-- Items start --
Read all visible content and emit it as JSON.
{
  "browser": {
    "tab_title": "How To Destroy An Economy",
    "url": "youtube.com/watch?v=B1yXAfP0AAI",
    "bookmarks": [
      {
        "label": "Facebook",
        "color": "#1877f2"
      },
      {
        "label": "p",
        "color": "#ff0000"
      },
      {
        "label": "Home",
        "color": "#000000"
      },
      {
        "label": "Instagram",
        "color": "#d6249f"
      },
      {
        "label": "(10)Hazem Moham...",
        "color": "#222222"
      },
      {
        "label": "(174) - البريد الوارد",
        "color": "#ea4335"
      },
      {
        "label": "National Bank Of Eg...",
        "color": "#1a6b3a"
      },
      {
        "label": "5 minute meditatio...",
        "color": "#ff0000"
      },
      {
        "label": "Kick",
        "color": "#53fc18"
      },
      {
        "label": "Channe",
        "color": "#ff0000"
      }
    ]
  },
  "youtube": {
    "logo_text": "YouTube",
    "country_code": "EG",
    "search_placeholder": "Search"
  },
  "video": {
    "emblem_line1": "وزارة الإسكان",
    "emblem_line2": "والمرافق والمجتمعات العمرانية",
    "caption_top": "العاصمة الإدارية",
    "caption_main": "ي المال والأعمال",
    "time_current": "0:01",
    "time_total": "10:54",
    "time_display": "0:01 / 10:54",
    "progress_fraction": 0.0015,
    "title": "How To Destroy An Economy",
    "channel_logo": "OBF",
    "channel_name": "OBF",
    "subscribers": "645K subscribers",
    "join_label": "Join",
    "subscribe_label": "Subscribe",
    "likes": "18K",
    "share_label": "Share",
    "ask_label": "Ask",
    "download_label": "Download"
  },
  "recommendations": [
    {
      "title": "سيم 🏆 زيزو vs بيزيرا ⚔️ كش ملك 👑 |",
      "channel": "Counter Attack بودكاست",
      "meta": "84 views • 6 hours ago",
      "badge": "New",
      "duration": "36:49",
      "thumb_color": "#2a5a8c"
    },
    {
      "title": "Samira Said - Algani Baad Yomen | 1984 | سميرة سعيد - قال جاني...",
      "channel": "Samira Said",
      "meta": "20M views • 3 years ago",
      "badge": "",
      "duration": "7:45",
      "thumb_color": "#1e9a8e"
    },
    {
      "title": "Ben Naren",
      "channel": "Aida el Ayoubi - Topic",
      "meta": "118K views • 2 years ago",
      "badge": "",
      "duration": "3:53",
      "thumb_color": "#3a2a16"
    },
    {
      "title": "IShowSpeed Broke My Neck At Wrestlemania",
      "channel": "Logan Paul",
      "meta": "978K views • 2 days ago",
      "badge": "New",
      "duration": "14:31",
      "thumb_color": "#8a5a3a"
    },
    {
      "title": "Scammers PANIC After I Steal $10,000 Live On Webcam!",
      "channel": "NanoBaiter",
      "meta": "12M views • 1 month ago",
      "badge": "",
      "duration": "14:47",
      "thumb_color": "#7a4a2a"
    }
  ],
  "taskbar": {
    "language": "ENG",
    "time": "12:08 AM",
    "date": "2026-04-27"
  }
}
-- Items end --
Tally the lines in this data that hold the word "years" and state only the count.

**Response**
2